↓
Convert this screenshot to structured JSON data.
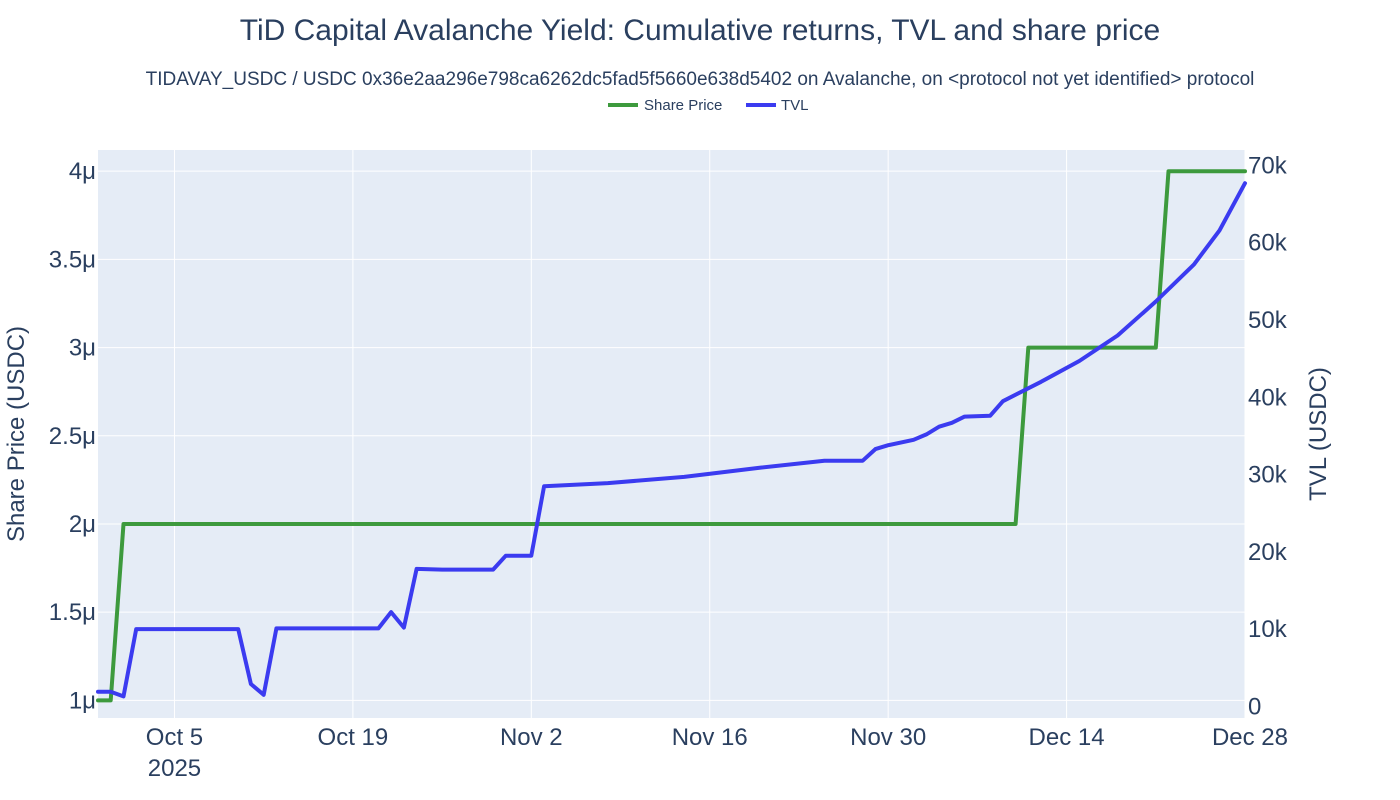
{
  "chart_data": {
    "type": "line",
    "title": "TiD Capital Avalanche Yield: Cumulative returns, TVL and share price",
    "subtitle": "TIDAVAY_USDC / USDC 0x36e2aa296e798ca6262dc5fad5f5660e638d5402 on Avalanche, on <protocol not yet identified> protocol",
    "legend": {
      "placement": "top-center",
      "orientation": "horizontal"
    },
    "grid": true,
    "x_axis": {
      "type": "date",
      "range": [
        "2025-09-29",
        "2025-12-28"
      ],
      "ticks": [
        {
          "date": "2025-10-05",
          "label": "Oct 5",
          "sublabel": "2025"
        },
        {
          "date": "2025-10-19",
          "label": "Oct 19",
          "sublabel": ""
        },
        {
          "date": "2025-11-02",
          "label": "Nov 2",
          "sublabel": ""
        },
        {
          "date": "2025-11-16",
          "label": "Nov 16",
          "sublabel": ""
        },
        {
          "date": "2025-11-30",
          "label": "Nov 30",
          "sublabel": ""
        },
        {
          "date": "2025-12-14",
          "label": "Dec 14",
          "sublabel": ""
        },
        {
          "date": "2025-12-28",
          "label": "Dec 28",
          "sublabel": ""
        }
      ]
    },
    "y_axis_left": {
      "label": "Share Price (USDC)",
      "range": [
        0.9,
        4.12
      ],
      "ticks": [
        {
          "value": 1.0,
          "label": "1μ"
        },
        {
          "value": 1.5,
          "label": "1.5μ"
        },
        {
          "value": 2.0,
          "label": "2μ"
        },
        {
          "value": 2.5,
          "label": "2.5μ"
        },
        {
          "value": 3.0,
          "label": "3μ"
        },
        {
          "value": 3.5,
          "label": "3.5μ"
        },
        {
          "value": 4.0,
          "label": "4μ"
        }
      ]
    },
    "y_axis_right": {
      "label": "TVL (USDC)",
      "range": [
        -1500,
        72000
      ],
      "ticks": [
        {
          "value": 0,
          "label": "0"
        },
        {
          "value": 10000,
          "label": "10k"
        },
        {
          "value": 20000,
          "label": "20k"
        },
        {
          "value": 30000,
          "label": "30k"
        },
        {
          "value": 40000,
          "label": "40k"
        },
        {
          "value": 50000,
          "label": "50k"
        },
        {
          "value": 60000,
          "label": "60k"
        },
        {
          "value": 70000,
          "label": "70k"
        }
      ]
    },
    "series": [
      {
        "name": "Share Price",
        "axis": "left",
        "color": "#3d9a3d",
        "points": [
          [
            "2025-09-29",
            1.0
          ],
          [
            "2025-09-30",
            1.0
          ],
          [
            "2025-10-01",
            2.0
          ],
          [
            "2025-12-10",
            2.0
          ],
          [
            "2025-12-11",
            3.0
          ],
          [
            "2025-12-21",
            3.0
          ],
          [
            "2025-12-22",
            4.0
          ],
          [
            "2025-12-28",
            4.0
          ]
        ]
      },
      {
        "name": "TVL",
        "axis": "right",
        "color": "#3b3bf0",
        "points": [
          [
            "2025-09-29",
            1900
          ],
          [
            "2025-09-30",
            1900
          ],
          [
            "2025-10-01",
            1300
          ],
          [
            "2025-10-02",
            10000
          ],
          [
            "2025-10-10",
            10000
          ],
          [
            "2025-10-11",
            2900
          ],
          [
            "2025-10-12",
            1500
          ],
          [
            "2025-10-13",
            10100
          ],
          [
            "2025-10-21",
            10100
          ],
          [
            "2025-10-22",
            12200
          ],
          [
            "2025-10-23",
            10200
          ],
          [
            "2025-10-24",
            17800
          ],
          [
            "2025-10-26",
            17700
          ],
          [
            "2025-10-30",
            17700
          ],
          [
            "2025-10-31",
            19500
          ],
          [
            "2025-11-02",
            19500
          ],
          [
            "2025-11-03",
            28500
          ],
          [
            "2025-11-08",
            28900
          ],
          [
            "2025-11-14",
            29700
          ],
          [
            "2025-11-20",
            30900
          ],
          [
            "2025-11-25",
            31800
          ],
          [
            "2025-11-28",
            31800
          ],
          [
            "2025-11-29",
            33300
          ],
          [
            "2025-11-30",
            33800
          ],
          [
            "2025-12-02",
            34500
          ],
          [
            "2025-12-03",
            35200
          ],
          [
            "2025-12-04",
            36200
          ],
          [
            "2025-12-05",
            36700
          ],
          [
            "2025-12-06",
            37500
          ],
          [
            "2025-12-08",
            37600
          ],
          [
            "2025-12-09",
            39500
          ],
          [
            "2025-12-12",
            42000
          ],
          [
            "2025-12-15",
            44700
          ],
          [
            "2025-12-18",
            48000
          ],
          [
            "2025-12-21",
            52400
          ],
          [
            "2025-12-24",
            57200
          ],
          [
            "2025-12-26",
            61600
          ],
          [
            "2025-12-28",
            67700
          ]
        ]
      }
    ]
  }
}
↑
_To do:_ Copy each line above that contains the word "Avalanche".

_Task answer:_
    "title": "TiD Capital Avalanche Yield: Cumulative returns, TVL and share price",
    "subtitle": "TIDAVAY_USDC / USDC 0x36e2aa296e798ca6262dc5fad5f5660e638d5402 on Avalanche, on <protocol not yet identified> protocol",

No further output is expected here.